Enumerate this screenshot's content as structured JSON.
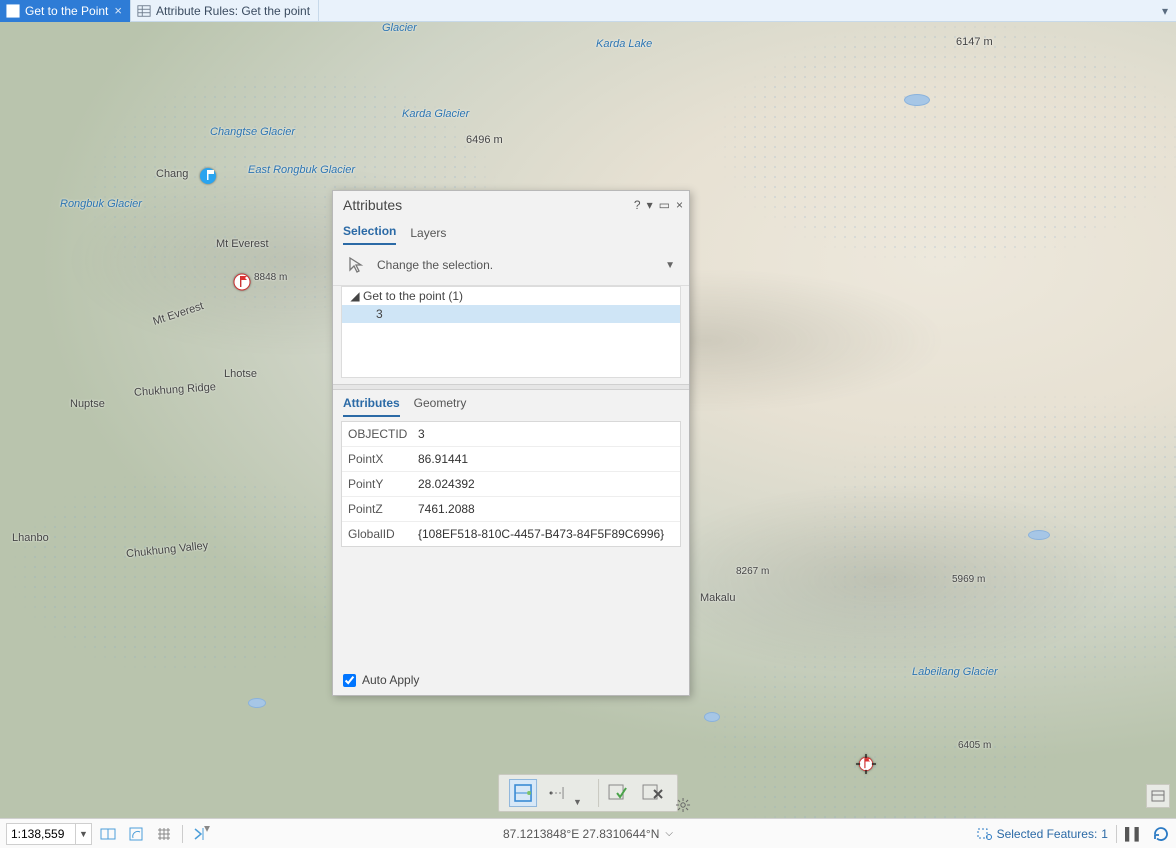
{
  "tabs": {
    "active_label": "Get to the Point",
    "second_label": "Attribute Rules: Get the point"
  },
  "attributes_panel": {
    "title": "Attributes",
    "main_tabs": {
      "selection": "Selection",
      "layers": "Layers"
    },
    "change_selection": "Change the selection.",
    "tree": {
      "layer_label": "Get to the point (1)",
      "selected_feature": "3"
    },
    "sub_tabs": {
      "attributes": "Attributes",
      "geometry": "Geometry"
    },
    "fields": [
      {
        "k": "OBJECTID",
        "v": "3"
      },
      {
        "k": "PointX",
        "v": "86.91441"
      },
      {
        "k": "PointY",
        "v": "28.024392"
      },
      {
        "k": "PointZ",
        "v": "7461.2088"
      },
      {
        "k": "GlobalID",
        "v": "{108EF518-810C-4457-B473-84F5F89C6996}"
      }
    ],
    "auto_apply_label": "Auto Apply",
    "auto_apply_checked": true
  },
  "map_labels": {
    "glacier_top": "Glacier",
    "karda_lake": "Karda\nLake",
    "karda_glacier": "Karda\nGlacier",
    "changtse_glacier": "Changtse\nGlacier",
    "east_rongbuk_glacier": "East\nRongbuk\nGlacier",
    "chang": "Chang",
    "rongbuk_glacier": "Rongbuk\nGlacier",
    "mt_everest": "Mt Everest",
    "mt_everest_ridge": "Mt Everest",
    "lhotse": "Lhotse",
    "chukhung_ridge": "Chukhung Ridge",
    "nuptse": "Nuptse",
    "chukhung_valley": "Chukhung Valley",
    "lhanbo": "Lhanbo",
    "makalu": "Makalu",
    "labeilang_glacier": "Labeilang\nGlacier",
    "elev_6147": "6147 m",
    "elev_6496": "6496 m",
    "elev_8848": "8848 m",
    "elev_8267": "8267 m",
    "elev_5969": "5969 m",
    "elev_6405": "6405 m"
  },
  "status": {
    "scale": "1:138,559",
    "coords": "87.1213848°E 27.8310644°N",
    "selected_features_label": "Selected Features:",
    "selected_features_count": "1"
  },
  "icons": {
    "map_tab": "map-icon",
    "rules_tab": "table-rules-icon"
  }
}
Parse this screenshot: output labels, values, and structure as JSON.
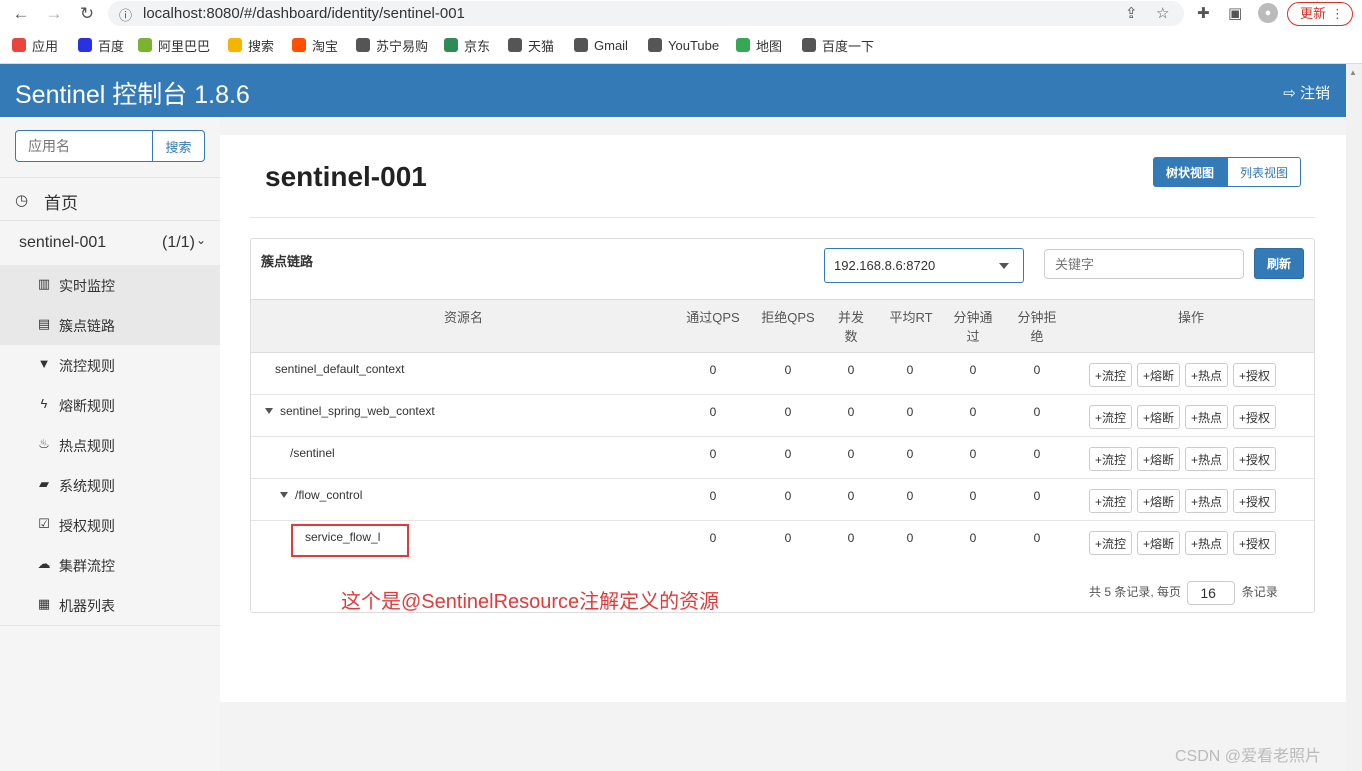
{
  "browser": {
    "url": "localhost:8080/#/dashboard/identity/sentinel-001",
    "update_label": "更新",
    "bookmarks": [
      {
        "label": "应用",
        "icon": "apps-icon",
        "color": "#e8453c"
      },
      {
        "label": "百度",
        "icon": "baidu-icon",
        "color": "#2932e1"
      },
      {
        "label": "阿里巴巴",
        "icon": "alibaba-icon",
        "color": "#7bb32e"
      },
      {
        "label": "搜索",
        "icon": "search-engine-icon",
        "color": "#f4b400"
      },
      {
        "label": "淘宝",
        "icon": "taobao-icon",
        "color": "#ff5000"
      },
      {
        "label": "苏宁易购",
        "icon": "globe-icon",
        "color": "#555555"
      },
      {
        "label": "京东",
        "icon": "jd-icon",
        "color": "#2e8b57"
      },
      {
        "label": "天猫",
        "icon": "globe-icon",
        "color": "#555555"
      },
      {
        "label": "Gmail",
        "icon": "globe-icon",
        "color": "#555555"
      },
      {
        "label": "YouTube",
        "icon": "globe-icon",
        "color": "#555555"
      },
      {
        "label": "地图",
        "icon": "maps-icon",
        "color": "#34a853"
      },
      {
        "label": "百度一下",
        "icon": "globe-icon",
        "color": "#555555"
      }
    ]
  },
  "header": {
    "brand": "Sentinel 控制台 1.8.6",
    "logout": "注销",
    "color": "#337ab7"
  },
  "sidebar": {
    "search_placeholder": "应用名",
    "search_button": "搜索",
    "home": "首页",
    "app_name": "sentinel-001",
    "app_count": "(1/1)",
    "menu": [
      {
        "label": "实时监控",
        "icon": "bar-chart-icon",
        "glyph": "▥",
        "active": true
      },
      {
        "label": "簇点链路",
        "icon": "list-icon",
        "glyph": "▤",
        "active": true
      },
      {
        "label": "流控规则",
        "icon": "filter-icon",
        "glyph": "▼",
        "active": false
      },
      {
        "label": "熔断规则",
        "icon": "flash-icon",
        "glyph": "ϟ",
        "active": false
      },
      {
        "label": "热点规则",
        "icon": "fire-icon",
        "glyph": "♨",
        "active": false
      },
      {
        "label": "系统规则",
        "icon": "lock-icon",
        "glyph": "▰",
        "active": false
      },
      {
        "label": "授权规则",
        "icon": "check-square-icon",
        "glyph": "☑",
        "active": false
      },
      {
        "label": "集群流控",
        "icon": "cloud-icon",
        "glyph": "☁",
        "active": false
      },
      {
        "label": "机器列表",
        "icon": "th-list-icon",
        "glyph": "▦",
        "active": false
      }
    ]
  },
  "main": {
    "title": "sentinel-001",
    "view_tree": "树状视图",
    "view_list": "列表视图",
    "panel_label": "簇点链路",
    "machine": "192.168.8.6:8720",
    "keyword_placeholder": "关键字",
    "refresh": "刷新",
    "columns": [
      "资源名",
      "通过QPS",
      "拒绝QPS",
      "并发数",
      "平均RT",
      "分钟通过",
      "分钟拒绝",
      "操作"
    ],
    "col_lines": {
      "concurrency": [
        "并发",
        "数"
      ],
      "min_pass": [
        "分钟通",
        "过"
      ],
      "min_block": [
        "分钟拒",
        "绝"
      ]
    },
    "actions": [
      "+流控",
      "+熔断",
      "+热点",
      "+授权"
    ],
    "rows": [
      {
        "name": "sentinel_default_context",
        "indent": 0,
        "expand": false,
        "values": [
          "0",
          "0",
          "0",
          "0",
          "0",
          "0"
        ]
      },
      {
        "name": "sentinel_spring_web_context",
        "indent": 0,
        "expand": true,
        "values": [
          "0",
          "0",
          "0",
          "0",
          "0",
          "0"
        ]
      },
      {
        "name": "/sentinel",
        "indent": 1,
        "expand": false,
        "values": [
          "0",
          "0",
          "0",
          "0",
          "0",
          "0"
        ]
      },
      {
        "name": "/flow_control",
        "indent": 1,
        "expand": true,
        "values": [
          "0",
          "0",
          "0",
          "0",
          "0",
          "0"
        ]
      },
      {
        "name": "service_flow_l",
        "indent": 2,
        "expand": false,
        "values": [
          "0",
          "0",
          "0",
          "0",
          "0",
          "0"
        ]
      }
    ],
    "pager_prefix": "共 5 条记录, 每页",
    "page_size": "16",
    "pager_suffix": "条记录"
  },
  "annotation": "这个是@SentinelResource注解定义的资源",
  "watermark": "CSDN @爱看老照片"
}
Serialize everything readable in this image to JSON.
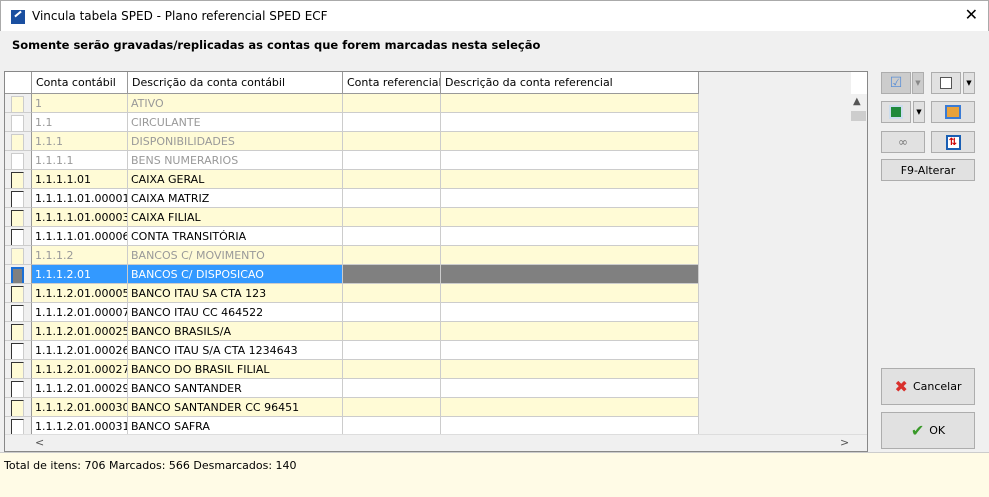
{
  "window": {
    "title": "Vincula tabela SPED - Plano referencial SPED ECF",
    "close": "✕"
  },
  "notice": "Somente serão gravadas/replicadas as contas que forem marcadas nesta seleção",
  "columns": [
    "",
    "Conta contábil",
    "Descrição da conta contábil",
    "Conta referencial",
    "Descrição da conta referencial"
  ],
  "rows": [
    {
      "conta": "1",
      "desc": "ATIVO",
      "ref": "",
      "descref": "",
      "style": "group"
    },
    {
      "conta": "1.1",
      "desc": "CIRCULANTE",
      "ref": "",
      "descref": "",
      "style": "group"
    },
    {
      "conta": "1.1.1",
      "desc": "DISPONIBILIDADES",
      "ref": "",
      "descref": "",
      "style": "group"
    },
    {
      "conta": "1.1.1.1",
      "desc": "BENS NUMERARIOS",
      "ref": "",
      "descref": "",
      "style": "group"
    },
    {
      "conta": "1.1.1.1.01",
      "desc": "CAIXA GERAL",
      "ref": "",
      "descref": "",
      "style": "normal"
    },
    {
      "conta": "1.1.1.1.01.00001",
      "desc": "CAIXA MATRIZ",
      "ref": "",
      "descref": "",
      "style": "normal"
    },
    {
      "conta": "1.1.1.1.01.00003",
      "desc": "CAIXA  FILIAL",
      "ref": "",
      "descref": "",
      "style": "normal"
    },
    {
      "conta": "1.1.1.1.01.00006",
      "desc": "CONTA TRANSITÓRIA",
      "ref": "",
      "descref": "",
      "style": "normal"
    },
    {
      "conta": "1.1.1.2",
      "desc": "BANCOS C/ MOVIMENTO",
      "ref": "",
      "descref": "",
      "style": "group"
    },
    {
      "conta": "1.1.1.2.01",
      "desc": "BANCOS C/ DISPOSICAO",
      "ref": "",
      "descref": "",
      "style": "selected"
    },
    {
      "conta": "1.1.1.2.01.00005",
      "desc": "BANCO ITAU SA CTA 123",
      "ref": "",
      "descref": "",
      "style": "normal"
    },
    {
      "conta": "1.1.1.2.01.00007",
      "desc": "BANCO ITAU CC 464522",
      "ref": "",
      "descref": "",
      "style": "normal"
    },
    {
      "conta": "1.1.1.2.01.00025",
      "desc": "BANCO BRASILS/A",
      "ref": "",
      "descref": "",
      "style": "normal"
    },
    {
      "conta": "1.1.1.2.01.00026",
      "desc": "BANCO ITAU S/A CTA 1234643",
      "ref": "",
      "descref": "",
      "style": "normal"
    },
    {
      "conta": "1.1.1.2.01.00027",
      "desc": "BANCO DO BRASIL FILIAL",
      "ref": "",
      "descref": "",
      "style": "normal"
    },
    {
      "conta": "1.1.1.2.01.00029",
      "desc": "BANCO SANTANDER",
      "ref": "",
      "descref": "",
      "style": "normal"
    },
    {
      "conta": "1.1.1.2.01.00030",
      "desc": "BANCO SANTANDER CC 96451",
      "ref": "",
      "descref": "",
      "style": "normal"
    },
    {
      "conta": "1.1.1.2.01.00031",
      "desc": "BANCO SAFRA",
      "ref": "",
      "descref": "",
      "style": "normal"
    }
  ],
  "side": {
    "f9": "F9-Alterar",
    "cancel": "Cancelar",
    "ok": "OK"
  },
  "status": "Total de itens: 706 Marcados: 566 Desmarcados: 140"
}
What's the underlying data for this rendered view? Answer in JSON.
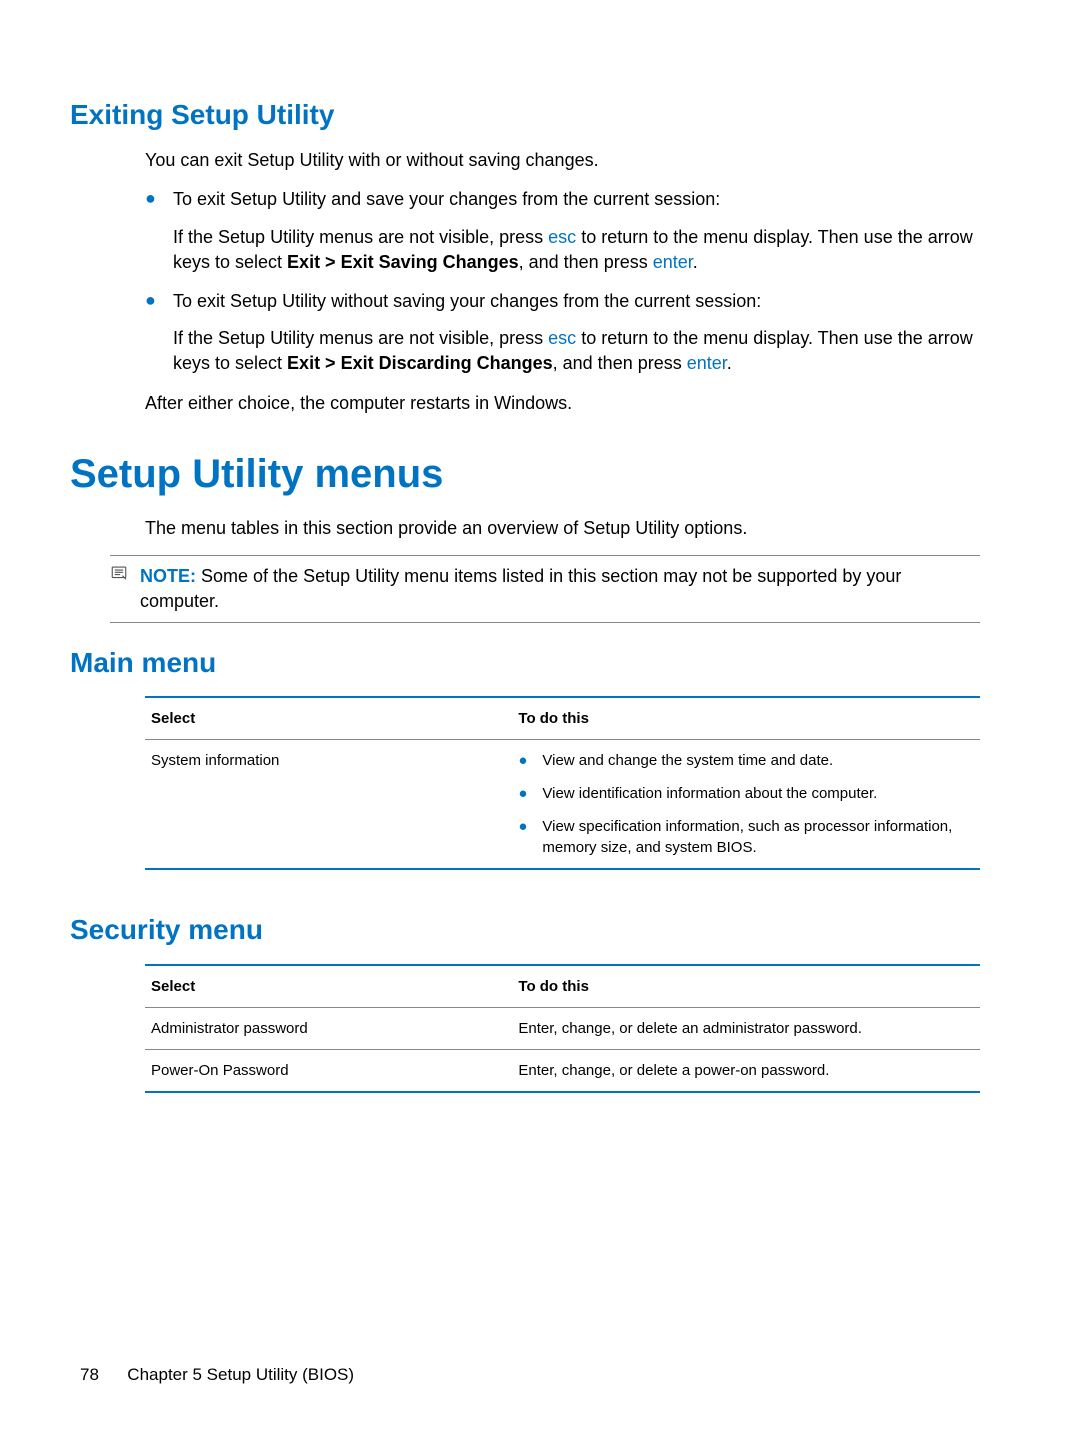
{
  "sections": {
    "exiting": {
      "heading": "Exiting Setup Utility",
      "intro": "You can exit Setup Utility with or without saving changes.",
      "bullet1": "To exit Setup Utility and save your changes from the current session:",
      "sub1_pre": "If the Setup Utility menus are not visible, press ",
      "sub1_key1": "esc",
      "sub1_mid": " to return to the menu display. Then use the arrow keys to select ",
      "sub1_bold": "Exit > Exit Saving Changes",
      "sub1_mid2": ", and then press ",
      "sub1_key2": "enter",
      "sub1_end": ".",
      "bullet2": "To exit Setup Utility without saving your changes from the current session:",
      "sub2_pre": "If the Setup Utility menus are not visible, press ",
      "sub2_key1": "esc",
      "sub2_mid": " to return to the menu display. Then use the arrow keys to select ",
      "sub2_bold": "Exit > Exit Discarding Changes",
      "sub2_mid2": ", and then press ",
      "sub2_key2": "enter",
      "sub2_end": ".",
      "after": "After either choice, the computer restarts in Windows."
    },
    "menus": {
      "heading": "Setup Utility menus",
      "intro": "The menu tables in this section provide an overview of Setup Utility options.",
      "note_label": "NOTE:",
      "note_text": "Some of the Setup Utility menu items listed in this section may not be supported by your computer."
    },
    "main_menu": {
      "heading": "Main menu",
      "col1": "Select",
      "col2": "To do this",
      "row1_select": "System information",
      "row1_item1": "View and change the system time and date.",
      "row1_item2": "View identification information about the computer.",
      "row1_item3": "View specification information, such as processor information, memory size, and system BIOS."
    },
    "security_menu": {
      "heading": "Security menu",
      "col1": "Select",
      "col2": "To do this",
      "row1_select": "Administrator password",
      "row1_action": "Enter, change, or delete an administrator password.",
      "row2_select": "Power-On Password",
      "row2_action": "Enter, change, or delete a power-on password."
    }
  },
  "footer": {
    "page": "78",
    "chapter": "Chapter 5   Setup Utility (BIOS)"
  }
}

• Directions for this task
Find the lines containing "CAIXA" and pull them out.

• Correct answer
      "desc": "CAIXA GERAL",
      "desc": "CAIXA MATRIZ",
      "desc": "CAIXA  FILIAL",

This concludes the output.